▸ **YOUR INSTRUCTIONS**:
Are you able to retype all the records below exactly?
── THE INPUT ──
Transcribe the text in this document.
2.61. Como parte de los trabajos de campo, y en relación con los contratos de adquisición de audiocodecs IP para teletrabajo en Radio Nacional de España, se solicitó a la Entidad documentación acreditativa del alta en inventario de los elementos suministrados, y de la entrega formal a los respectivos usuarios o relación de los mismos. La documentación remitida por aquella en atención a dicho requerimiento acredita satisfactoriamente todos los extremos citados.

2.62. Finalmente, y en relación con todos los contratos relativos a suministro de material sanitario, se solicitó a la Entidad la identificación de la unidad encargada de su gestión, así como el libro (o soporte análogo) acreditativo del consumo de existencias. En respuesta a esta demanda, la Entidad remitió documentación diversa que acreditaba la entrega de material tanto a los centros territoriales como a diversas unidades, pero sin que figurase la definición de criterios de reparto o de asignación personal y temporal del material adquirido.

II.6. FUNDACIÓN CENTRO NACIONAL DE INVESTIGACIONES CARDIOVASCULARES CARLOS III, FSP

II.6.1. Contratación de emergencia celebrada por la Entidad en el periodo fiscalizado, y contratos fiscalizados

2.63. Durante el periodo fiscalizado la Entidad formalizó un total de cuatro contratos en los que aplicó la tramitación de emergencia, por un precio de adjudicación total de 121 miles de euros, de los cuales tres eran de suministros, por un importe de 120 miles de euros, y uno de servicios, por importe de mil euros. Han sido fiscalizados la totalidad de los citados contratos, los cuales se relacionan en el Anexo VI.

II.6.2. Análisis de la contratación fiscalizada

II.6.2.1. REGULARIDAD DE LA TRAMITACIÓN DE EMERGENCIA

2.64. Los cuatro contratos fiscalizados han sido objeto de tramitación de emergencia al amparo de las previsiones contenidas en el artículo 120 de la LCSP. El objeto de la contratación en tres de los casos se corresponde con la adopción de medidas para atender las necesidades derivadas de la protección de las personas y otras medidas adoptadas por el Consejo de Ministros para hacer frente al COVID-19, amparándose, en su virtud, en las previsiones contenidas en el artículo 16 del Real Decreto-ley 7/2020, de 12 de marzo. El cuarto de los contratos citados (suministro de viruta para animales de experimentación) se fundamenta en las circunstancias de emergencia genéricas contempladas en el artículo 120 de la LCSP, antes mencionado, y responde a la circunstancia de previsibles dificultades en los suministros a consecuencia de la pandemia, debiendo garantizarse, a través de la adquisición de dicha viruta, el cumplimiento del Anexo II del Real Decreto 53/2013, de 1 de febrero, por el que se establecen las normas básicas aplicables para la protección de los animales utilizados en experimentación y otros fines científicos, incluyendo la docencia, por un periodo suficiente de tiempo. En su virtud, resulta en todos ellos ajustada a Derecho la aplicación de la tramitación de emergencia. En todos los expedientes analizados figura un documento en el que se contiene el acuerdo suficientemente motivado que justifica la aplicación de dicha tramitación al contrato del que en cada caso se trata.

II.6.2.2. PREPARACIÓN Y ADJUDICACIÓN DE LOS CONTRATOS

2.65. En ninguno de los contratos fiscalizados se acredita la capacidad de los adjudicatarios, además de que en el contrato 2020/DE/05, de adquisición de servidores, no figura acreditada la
───
▸ **SOLUTION TO THIS EXERCISE**:
Transcribe the text in this document.
2.61. Como parte de los trabajos de campo, y en relación con los contratos de adquisición de audiocodecs IP para teletrabajo en Radio Nacional de España, se solicitó a la Entidad documentación acreditativa del alta en inventario de los elementos suministrados, y de la entrega formal a los respectivos usuarios o relación de los mismos. La documentación remitida por aquella en atención a dicho requerimiento acredita satisfactoriamente todos los extremos citados.

2.62. Finalmente, y en relación con todos los contratos relativos a suministro de material sanitario, se solicitó a la Entidad la identificación de la unidad encargada de su gestión, así como el libro (o soporte análogo) acreditativo del consumo de existencias. En respuesta a esta demanda, la Entidad remitió documentación diversa que acreditaba la entrega de material tanto a los centros territoriales como a diversas unidades, pero sin que figurase la definición de criterios de reparto o de asignación personal y temporal del material adquirido.

II.6. FUNDACIÓN CENTRO NACIONAL DE INVESTIGACIONES CARDIOVASCULARES CARLOS III, FSP

II.6.1. Contratación de emergencia celebrada por la Entidad en el periodo fiscalizado, y contratos fiscalizados

2.63. Durante el periodo fiscalizado la Entidad formalizó un total de cuatro contratos en los que aplicó la tramitación de emergencia, por un precio de adjudicación total de 121 miles de euros, de los cuales tres eran de suministros, por un importe de 120 miles de euros, y uno de servicios, por importe de mil euros. Han sido fiscalizados la totalidad de los citados contratos, los cuales se relacionan en el Anexo VI.

II.6.2. Análisis de la contratación fiscalizada

II.6.2.1. REGULARIDAD DE LA TRAMITACIÓN DE EMERGENCIA

2.64. Los cuatro contratos fiscalizados han sido objeto de tramitación de emergencia al amparo de las previsiones contenidas en el artículo 120 de la LCSP. El objeto de la contratación en tres de los casos se corresponde con la adopción de medidas para atender las necesidades derivadas de la protección de las personas y otras medidas adoptadas por el Consejo de Ministros para hacer frente al COVID-19, amparándose, en su virtud, en las previsiones contenidas en el artículo 16 del Real Decreto-ley 7/2020, de 12 de marzo. El cuarto de los contratos citados (suministro de viruta para animales de experimentación) se fundamenta en las circunstancias de emergencia genéricas contempladas en el artículo 120 de la LCSP, antes mencionado, y responde a la circunstancia de previsibles dificultades en los suministros a consecuencia de la pandemia, debiendo garantizarse, a través de la adquisición de dicha viruta, el cumplimiento del Anexo II del Real Decreto 53/2013, de 1 de febrero, por el que se establecen las normas básicas aplicables para la protección de los animales utilizados en experimentación y otros fines científicos, incluyendo la docencia, por un periodo suficiente de tiempo. En su virtud, resulta en todos ellos ajustada a Derecho la aplicación de la tramitación de emergencia. En todos los expedientes analizados figura un documento en el que se contiene el acuerdo suficientemente motivado que justifica la aplicación de dicha tramitación al contrato del que en cada caso se trata.

II.6.2.2. PREPARACIÓN Y ADJUDICACIÓN DE LOS CONTRATOS

2.65. En ninguno de los contratos fiscalizados se acredita la capacidad de los adjudicatarios, además de que en el contrato 2020/DE/05, de adquisición de servidores, no figura acreditada la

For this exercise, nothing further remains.